PROBLEM REQUIREMENTS. Your task is to give the listing below back word for word, pictures excluded.

============================================================

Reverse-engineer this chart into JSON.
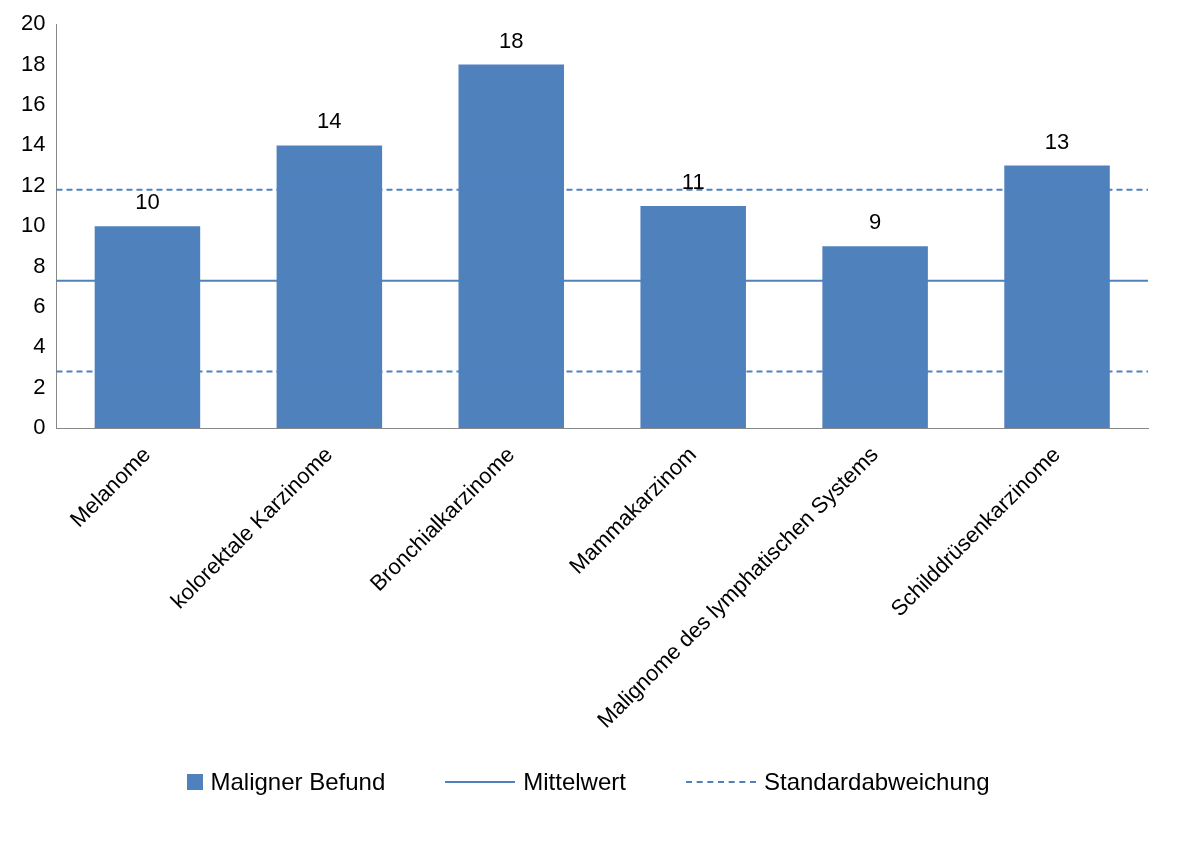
{
  "chart_data": {
    "type": "bar",
    "categories": [
      "Melanome",
      "kolorektale Karzinome",
      "Bronchialkarzinome",
      "Mammakarzinom",
      "Malignome des lymphatischen Systems",
      "Schilddrüsenkarzinome"
    ],
    "series": [
      {
        "name": "Maligner Befund",
        "color": "#4f81bd",
        "values": [
          10,
          14,
          18,
          11,
          9,
          13
        ]
      }
    ],
    "ylim": [
      0,
      20
    ],
    "yticks": [
      0,
      2,
      4,
      6,
      8,
      10,
      12,
      14,
      16,
      18,
      20
    ],
    "grid": false,
    "data_labels": true,
    "legend": "bottom",
    "ref_lines": [
      {
        "axis": "y",
        "value": 7.3,
        "label": "Mittelwert",
        "color": "#4f81bd",
        "line_style": "solid"
      },
      {
        "axis": "y",
        "value": 11.8,
        "label": "Standardabweichung",
        "color": "#4f81bd",
        "line_style": "dashed"
      },
      {
        "axis": "y",
        "value": 2.8,
        "label": null,
        "color": "#4f81bd",
        "line_style": "dashed"
      }
    ]
  }
}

============================================================

REPLY.
Reverse-engineer this chart into JSON.
{
  "chart_data": {
    "type": "bar",
    "categories": [
      "Melanome",
      "kolorektale Karzinome",
      "Bronchialkarzinome",
      "Mammakarzinom",
      "Malignome des lymphatischen Systems",
      "Schilddrüsenkarzinome"
    ],
    "series": [
      {
        "name": "Maligner Befund",
        "color": "#4f81bd",
        "values": [
          10,
          14,
          18,
          11,
          9,
          13
        ]
      }
    ],
    "ylim": [
      0,
      20
    ],
    "yticks": [
      0,
      2,
      4,
      6,
      8,
      10,
      12,
      14,
      16,
      18,
      20
    ],
    "grid": false,
    "data_labels": true,
    "legend": "bottom",
    "ref_lines": [
      {
        "axis": "y",
        "value": 7.3,
        "label": "Mittelwert",
        "color": "#4f81bd",
        "line_style": "solid"
      },
      {
        "axis": "y",
        "value": 11.8,
        "label": "Standardabweichung",
        "color": "#4f81bd",
        "line_style": "dashed"
      },
      {
        "axis": "y",
        "value": 2.8,
        "label": null,
        "color": "#4f81bd",
        "line_style": "dashed"
      }
    ]
  }
}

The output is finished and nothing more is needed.